§ REQUEST: Repeat each record exactly as written, and drop any images.

§ RECORDS SUPPLIED:
........
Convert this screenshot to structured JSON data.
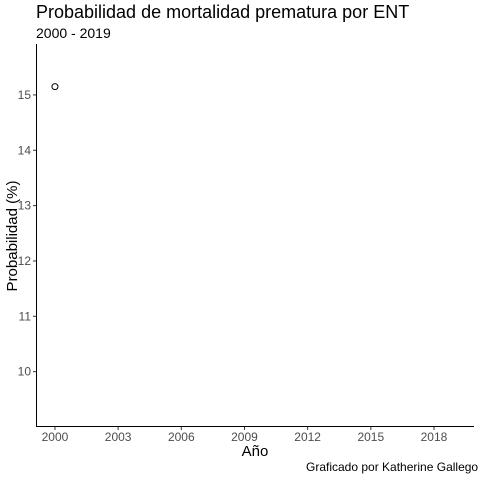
{
  "chart_data": {
    "type": "scatter",
    "title": "Probabilidad de mortalidad prematura por ENT",
    "subtitle": "2000 - 2019",
    "caption": "Graficado por Katherine Gallego",
    "xlabel": "Año",
    "ylabel": "Probabilidad (%)",
    "xlim": [
      1999.1,
      2019.9
    ],
    "ylim": [
      9.0,
      15.92
    ],
    "x_ticks": [
      2000,
      2003,
      2006,
      2009,
      2012,
      2015,
      2018
    ],
    "y_ticks": [
      10,
      11,
      12,
      13,
      14,
      15
    ],
    "grid": false,
    "points": [
      {
        "x": 2000,
        "y": 15.15
      }
    ]
  }
}
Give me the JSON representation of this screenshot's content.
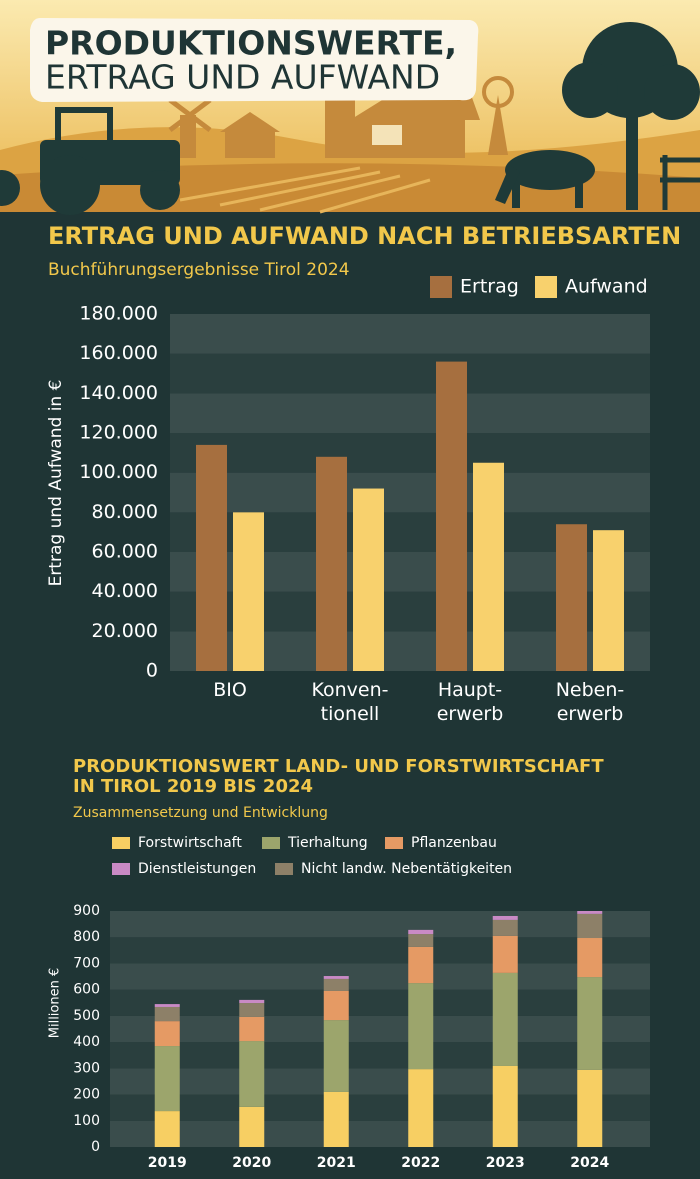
........
§ TASK OUTPUT:
Convert this screenshot to structured JSON data.
{
  "chart_data": {
    "type": "scatter",
    "title": "Probabilidad de mortalidad prematura por ENT",
    "subtitle": "2000 - 2019",
    "caption": "Graficado por Katherine Gallego",
    "xlabel": "Año",
    "ylabel": "Probabilidad (%)",
    "xlim": [
      1999.1,
      2019.9
    ],
    "ylim": [
      9.0,
      15.92
    ],
    "x_ticks": [
      2000,
      2003,
      2006,
      2009,
      2012,
      2015,
      2018
    ],
    "y_ticks": [
      10,
      11,
      12,
      13,
      14,
      15
    ],
    "grid": false,
    "points": [
      {
        "x": 2000,
        "y": 15.15
      }
    ]
  }
}
Give me the JSON representation of this screenshot's content.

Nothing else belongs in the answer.